Restate, word for word, all of the material shown below.

========================================

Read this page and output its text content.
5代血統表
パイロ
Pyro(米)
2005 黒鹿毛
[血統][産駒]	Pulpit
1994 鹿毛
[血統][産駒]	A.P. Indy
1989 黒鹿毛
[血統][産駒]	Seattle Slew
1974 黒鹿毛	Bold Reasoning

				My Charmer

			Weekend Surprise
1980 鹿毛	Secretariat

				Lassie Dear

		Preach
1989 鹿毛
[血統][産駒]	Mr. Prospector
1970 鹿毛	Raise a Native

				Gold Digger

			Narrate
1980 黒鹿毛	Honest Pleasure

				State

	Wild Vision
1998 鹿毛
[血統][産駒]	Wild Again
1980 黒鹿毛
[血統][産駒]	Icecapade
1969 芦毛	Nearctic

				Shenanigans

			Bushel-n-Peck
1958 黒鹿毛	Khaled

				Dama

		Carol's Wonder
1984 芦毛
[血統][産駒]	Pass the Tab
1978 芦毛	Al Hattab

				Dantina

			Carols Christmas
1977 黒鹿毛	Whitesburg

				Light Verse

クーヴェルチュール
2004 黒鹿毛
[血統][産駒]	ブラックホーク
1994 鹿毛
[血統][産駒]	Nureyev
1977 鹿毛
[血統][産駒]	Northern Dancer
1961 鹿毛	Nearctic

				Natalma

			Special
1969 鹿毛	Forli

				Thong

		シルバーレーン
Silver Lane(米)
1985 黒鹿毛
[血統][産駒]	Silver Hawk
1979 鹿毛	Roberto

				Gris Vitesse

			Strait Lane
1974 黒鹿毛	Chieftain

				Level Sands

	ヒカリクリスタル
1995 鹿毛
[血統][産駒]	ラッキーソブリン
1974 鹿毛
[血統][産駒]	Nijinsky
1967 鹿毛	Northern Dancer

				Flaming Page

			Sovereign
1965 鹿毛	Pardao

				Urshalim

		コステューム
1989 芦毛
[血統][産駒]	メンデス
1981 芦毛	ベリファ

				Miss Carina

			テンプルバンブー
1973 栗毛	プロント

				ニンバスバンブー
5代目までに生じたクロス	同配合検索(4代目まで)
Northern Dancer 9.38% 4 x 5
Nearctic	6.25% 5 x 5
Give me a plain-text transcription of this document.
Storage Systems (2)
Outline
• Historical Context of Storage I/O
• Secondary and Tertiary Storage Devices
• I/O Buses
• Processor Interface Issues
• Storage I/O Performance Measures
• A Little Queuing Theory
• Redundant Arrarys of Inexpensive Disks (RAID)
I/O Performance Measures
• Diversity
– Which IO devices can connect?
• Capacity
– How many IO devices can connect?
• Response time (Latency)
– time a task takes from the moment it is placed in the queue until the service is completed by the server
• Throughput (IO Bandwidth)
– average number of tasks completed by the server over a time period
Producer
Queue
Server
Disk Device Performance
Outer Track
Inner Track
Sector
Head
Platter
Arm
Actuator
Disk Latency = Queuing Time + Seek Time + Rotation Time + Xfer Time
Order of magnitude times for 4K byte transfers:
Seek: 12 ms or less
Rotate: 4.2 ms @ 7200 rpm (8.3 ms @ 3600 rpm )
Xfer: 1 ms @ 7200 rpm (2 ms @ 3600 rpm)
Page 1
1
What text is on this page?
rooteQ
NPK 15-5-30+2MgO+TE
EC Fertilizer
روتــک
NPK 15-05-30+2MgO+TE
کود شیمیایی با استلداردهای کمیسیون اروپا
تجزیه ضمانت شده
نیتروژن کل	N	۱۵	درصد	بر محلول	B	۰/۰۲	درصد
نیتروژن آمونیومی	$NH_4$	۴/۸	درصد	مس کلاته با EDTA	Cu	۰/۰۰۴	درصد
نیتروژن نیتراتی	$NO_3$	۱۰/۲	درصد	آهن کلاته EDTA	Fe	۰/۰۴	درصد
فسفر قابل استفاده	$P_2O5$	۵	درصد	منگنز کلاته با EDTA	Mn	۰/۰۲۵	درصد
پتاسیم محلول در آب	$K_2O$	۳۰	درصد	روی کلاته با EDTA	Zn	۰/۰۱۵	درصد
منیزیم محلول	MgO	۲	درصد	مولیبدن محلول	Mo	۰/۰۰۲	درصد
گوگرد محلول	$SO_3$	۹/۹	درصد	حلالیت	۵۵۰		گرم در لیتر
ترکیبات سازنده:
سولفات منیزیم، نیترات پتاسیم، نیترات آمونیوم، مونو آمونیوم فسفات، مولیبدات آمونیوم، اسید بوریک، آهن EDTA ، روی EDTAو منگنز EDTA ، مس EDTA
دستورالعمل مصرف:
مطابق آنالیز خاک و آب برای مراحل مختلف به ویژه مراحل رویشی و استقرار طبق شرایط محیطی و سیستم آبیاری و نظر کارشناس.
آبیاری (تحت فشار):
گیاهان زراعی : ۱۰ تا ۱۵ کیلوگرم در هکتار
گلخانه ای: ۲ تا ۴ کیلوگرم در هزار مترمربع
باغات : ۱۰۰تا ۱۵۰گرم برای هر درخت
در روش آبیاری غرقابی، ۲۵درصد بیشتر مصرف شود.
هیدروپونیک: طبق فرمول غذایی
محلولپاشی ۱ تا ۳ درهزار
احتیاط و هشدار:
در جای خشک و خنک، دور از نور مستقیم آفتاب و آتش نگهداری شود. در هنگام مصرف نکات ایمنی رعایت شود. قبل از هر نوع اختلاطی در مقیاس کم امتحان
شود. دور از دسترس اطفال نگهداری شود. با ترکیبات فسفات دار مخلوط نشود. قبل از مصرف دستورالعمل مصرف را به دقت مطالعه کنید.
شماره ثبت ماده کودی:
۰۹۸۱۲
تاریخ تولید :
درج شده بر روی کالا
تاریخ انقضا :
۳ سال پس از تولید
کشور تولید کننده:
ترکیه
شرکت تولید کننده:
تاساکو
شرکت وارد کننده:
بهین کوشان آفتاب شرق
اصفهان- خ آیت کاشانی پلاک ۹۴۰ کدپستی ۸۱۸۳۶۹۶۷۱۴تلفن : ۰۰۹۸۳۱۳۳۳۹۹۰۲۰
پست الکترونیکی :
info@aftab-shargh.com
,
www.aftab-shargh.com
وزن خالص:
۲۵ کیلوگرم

========================================

• **Exercise solution**
Read this page and output its text content.
5代血統表
パイロ
Pyro(米)
2005 黒鹿毛
[血統][産駒]	Pulpit
1994 鹿毛
[血統][産駒]	A.P. Indy
1989 黒鹿毛
[血統][産駒]	Seattle Slew
1974 黒鹿毛	Bold Reasoning

				My Charmer

			Weekend Surprise
1980 鹿毛	Secretariat

				Lassie Dear

		Preach
1989 鹿毛
[血統][産駒]	Mr. Prospector
1970 鹿毛	Raise a Native

				Gold Digger

			Narrate
1980 黒鹿毛	Honest Pleasure

				State

	Wild Vision
1998 鹿毛
[血統][産駒]	Wild Again
1980 黒鹿毛
[血統][産駒]	Icecapade
1969 芦毛	Nearctic

				Shenanigans

			Bushel-n-Peck
1958 黒鹿毛	Khaled

				Dama

		Carol's Wonder
1984 芦毛
[血統][産駒]	Pass the Tab
1978 芦毛	Al Hattab

				Dantina

			Carols Christmas
1977 黒鹿毛	Whitesburg

				Light Verse

クーヴェルチュール
2004 黒鹿毛
[血統][産駒]	ブラックホーク
1994 鹿毛
[血統][産駒]	Nureyev
1977 鹿毛
[血統][産駒]	Northern Dancer
1961 鹿毛	Nearctic

				Natalma

			Special
1969 鹿毛	Forli

				Thong

		シルバーレーン
Silver Lane(米)
1985 黒鹿毛
[血統][産駒]	Silver Hawk
1979 鹿毛	Roberto

				Gris Vitesse

			Strait Lane
1974 黒鹿毛	Chieftain

				Level Sands

	ヒカリクリスタル
1995 鹿毛
[血統][産駒]	ラッキーソブリン
1974 鹿毛
[血統][産駒]	Nijinsky
1967 鹿毛	Northern Dancer

				Flaming Page

			Sovereign
1965 鹿毛	Pardao

				Urshalim

		コステューム
1989 芦毛
[血統][産駒]	メンデス
1981 芦毛	ベリファ

				Miss Carina

			テンプルバンブー
1973 栗毛	プロント

				ニンバスバンブー
5代目までに生じたクロス	同配合検索(4代目まで)
Northern Dancer 9.38% 4 x 5
Nearctic	6.25% 5 x 5
Give me a plain-text transcription of this document.
Storage Systems (2)
Outline
• Historical Context of Storage I/O
• Secondary and Tertiary Storage Devices
• I/O Buses
• Processor Interface Issues
• Storage I/O Performance Measures
• A Little Queuing Theory
• Redundant Arrarys of Inexpensive Disks (RAID)
I/O Performance Measures
• Diversity
– Which IO devices can connect?
• Capacity
– How many IO devices can connect?
• Response time (Latency)
– time a task takes from the moment it is placed in the queue until the service is completed by the server
• Throughput (IO Bandwidth)
– average number of tasks completed by the server over a time period
Producer
Queue
Server
Disk Device Performance
Outer Track
Inner Track
Sector
Head
Platter
Arm
Actuator
Disk Latency = Queuing Time + Seek Time + Rotation Time + Xfer Time
Order of magnitude times for 4K byte transfers:
Seek: 12 ms or less
Rotate: 4.2 ms @ 7200 rpm (8.3 ms @ 3600 rpm )
Xfer: 1 ms @ 7200 rpm (2 ms @ 3600 rpm)
Page 1
1
What text is on this page?
rooteQ
NPK 15-5-30+2MgO+TE
EC Fertilizer
روتــک
NPK 15-05-30+2MgO+TE
کود شیمیایی با استلداردهای کمیسیون اروپا
تجزیه ضمانت شده
نیتروژن کل	N	۱۵	درصد	بر محلول	B	۰/۰۲	درصد
نیتروژن آمونیومی	$NH_4$	۴/۸	درصد	مس کلاته با EDTA	Cu	۰/۰۰۴	درصد
نیتروژن نیتراتی	$NO_3$	۱۰/۲	درصد	آهن کلاته EDTA	Fe	۰/۰۴	درصد
فسفر قابل استفاده	$P_2O5$	۵	درصد	منگنز کلاته با EDTA	Mn	۰/۰۲۵	درصد
پتاسیم محلول در آب	$K_2O$	۳۰	درصد	روی کلاته با EDTA	Zn	۰/۰۱۵	درصد
منیزیم محلول	MgO	۲	درصد	مولیبدن محلول	Mo	۰/۰۰۲	درصد
گوگرد محلول	$SO_3$	۹/۹	درصد	حلالیت	۵۵۰		گرم در لیتر
ترکیبات سازنده:
سولفات منیزیم، نیترات پتاسیم، نیترات آمونیوم، مونو آمونیوم فسفات، مولیبدات آمونیوم، اسید بوریک، آهن EDTA ، روی EDTAو منگنز EDTA ، مس EDTA
دستورالعمل مصرف:
مطابق آنالیز خاک و آب برای مراحل مختلف به ویژه مراحل رویشی و استقرار طبق شرایط محیطی و سیستم آبیاری و نظر کارشناس.
آبیاری (تحت فشار):
گیاهان زراعی : ۱۰ تا ۱۵ کیلوگرم در هکتار
گلخانه ای: ۲ تا ۴ کیلوگرم در هزار مترمربع
باغات : ۱۰۰تا ۱۵۰گرم برای هر درخت
در روش آبیاری غرقابی، ۲۵درصد بیشتر مصرف شود.
هیدروپونیک: طبق فرمول غذایی
محلولپاشی ۱ تا ۳ درهزار
احتیاط و هشدار:
در جای خشک و خنک، دور از نور مستقیم آفتاب و آتش نگهداری شود. در هنگام مصرف نکات ایمنی رعایت شود. قبل از هر نوع اختلاطی در مقیاس کم امتحان
شود. دور از دسترس اطفال نگهداری شود. با ترکیبات فسفات دار مخلوط نشود. قبل از مصرف دستورالعمل مصرف را به دقت مطالعه کنید.
شماره ثبت ماده کودی:
۰۹۸۱۲
تاریخ تولید :
درج شده بر روی کالا
تاریخ انقضا :
۳ سال پس از تولید
کشور تولید کننده:
ترکیه
شرکت تولید کننده:
تاساکو
شرکت وارد کننده:
بهین کوشان آفتاب شرق
اصفهان- خ آیت کاشانی پلاک ۹۴۰ کدپستی ۸۱۸۳۶۹۶۷۱۴تلفن : ۰۰۹۸۳۱۳۳۳۹۹۰۲۰
پست الکترونیکی :
info@aftab-shargh.com
,
www.aftab-shargh.com
وزن خالص:
۲۵ کیلوگرم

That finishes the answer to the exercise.